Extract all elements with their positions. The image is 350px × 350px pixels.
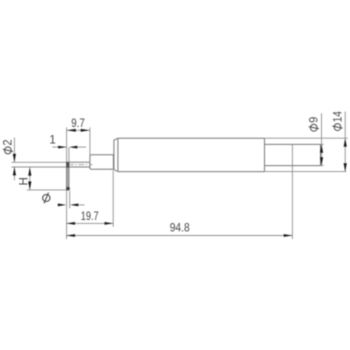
stylus disc tip (vertical blade) (67, 162, 69, 190)
dimension 19.7 (66, 211, 113, 225)
extension line: 94.8 right end through Φ9 section (291, 144, 293, 239)
body top and bottom edges extended right for Φ14 dim (265, 138, 348, 171)
extension line: right end of 9.7 dim down to nose top (89, 127, 91, 154)
svg-text:1: 1 (49, 135, 55, 147)
dimension Φ (ball diameter) (43, 193, 85, 207)
main body Φ14 with chamfered left end (114, 138, 265, 171)
ball tip at disc bottom (66, 187, 70, 191)
shaft centerline (dash-dot) (68, 164, 92, 166)
dimension 1 (disc thickness) (49, 135, 86, 149)
extension lines: shaft edges extended left for Φ2 dim (12, 162, 67, 167)
svg-text:94.8: 94.8 (170, 222, 190, 234)
extension line: disc right edge up to 1-dim (68, 147, 70, 162)
right section Φ9 (265, 144, 321, 165)
svg-text:2: 2 (3, 139, 15, 145)
dimension 9.7 (67, 118, 90, 132)
extension line: disc left edge vertical from 9.7 dim down to 94.8 dim (66, 127, 68, 239)
nose cylinder (90, 155, 114, 170)
dimension Φ14 (332, 111, 346, 172)
dimension Φ9 (309, 113, 324, 165)
extension of Φ9 edges to Φ9 dim line (321, 144, 324, 165)
dimension H (19, 167, 32, 190)
extension line: body left end down to 19.7 dim (112, 171, 114, 227)
svg-text:14: 14 (332, 111, 344, 123)
svg-text:9.7: 9.7 (71, 118, 85, 130)
junction darkening where shaft meets disc (66, 162, 69, 168)
stylus shaft Φ2 top and bottom edges (69, 162, 90, 167)
dimension Φ2 (shaft diameter) (3, 138, 16, 181)
svg-text:9: 9 (309, 117, 321, 123)
extension line: disc bottom edge extended left for H dim (27, 189, 67, 191)
svg-text:H: H (19, 177, 31, 185)
dimension 94.8 (66, 222, 292, 237)
svg-text:19.7: 19.7 (81, 211, 99, 223)
extension line: ball right edge down to Φ dim (69, 191, 71, 209)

══════

Set task:
Express the lines from the one with "stylus disc tip" to the one with "stylus shaft Φ2" as a JSON list of strings, one string per line, leaving out blank lines.

Finished exercise:
[
  "stylus disc tip (vertical blade) (67, 162, 69, 190)",
  "dimension 19.7 (66, 211, 113, 225)",
  "extension line: 94.8 right end through Φ9 section (291, 144, 293, 239)",
  "body top and bottom edges extended right for Φ14 dim (265, 138, 348, 171)",
  "extension line: right end of 9.7 dim down to nose top (89, 127, 91, 154)",
  "svg-text:1: 1 (49, 135, 55, 147)",
  "dimension Φ (ball diameter) (43, 193, 85, 207)",
  "main body Φ14 with chamfered left end (114, 138, 265, 171)",
  "ball tip at disc bottom (66, 187, 70, 191)",
  "shaft centerline (dash-dot) (68, 164, 92, 166)",
  "dimension 1 (disc thickness) (49, 135, 86, 149)",
  "extension lines: shaft edges extended left for Φ2 dim (12, 162, 67, 167)",
  "svg-text:94.8: 94.8 (170, 222, 190, 234)",
  "extension line: disc right edge up to 1-dim (68, 147, 70, 162)",
  "right section Φ9 (265, 144, 321, 165)",
  "svg-text:2: 2 (3, 139, 15, 145)",
  "dimension 9.7 (67, 118, 90, 132)",
  "extension line: disc left edge vertical from 9.7 dim down to 94.8 dim (66, 127, 68, 239)",
  "nose cylinder (90, 155, 114, 170)",
  "dimension Φ14 (332, 111, 346, 172)",
  "dimension Φ9 (309, 113, 324, 165)",
  "extension of Φ9 edges to Φ9 dim line (321, 144, 324, 165)",
  "dimension H (19, 167, 32, 190)",
  "extension line: body left end down to 19.7 dim (112, 171, 114, 227)",
  "svg-text:14: 14 (332, 111, 344, 123)",
  "svg-text:9.7: 9.7 (71, 118, 85, 130)",
  "junction darkening where shaft meets disc (66, 162, 69, 168)",
  "stylus shaft Φ2 top and bottom edges (69, 162, 90, 167)"
]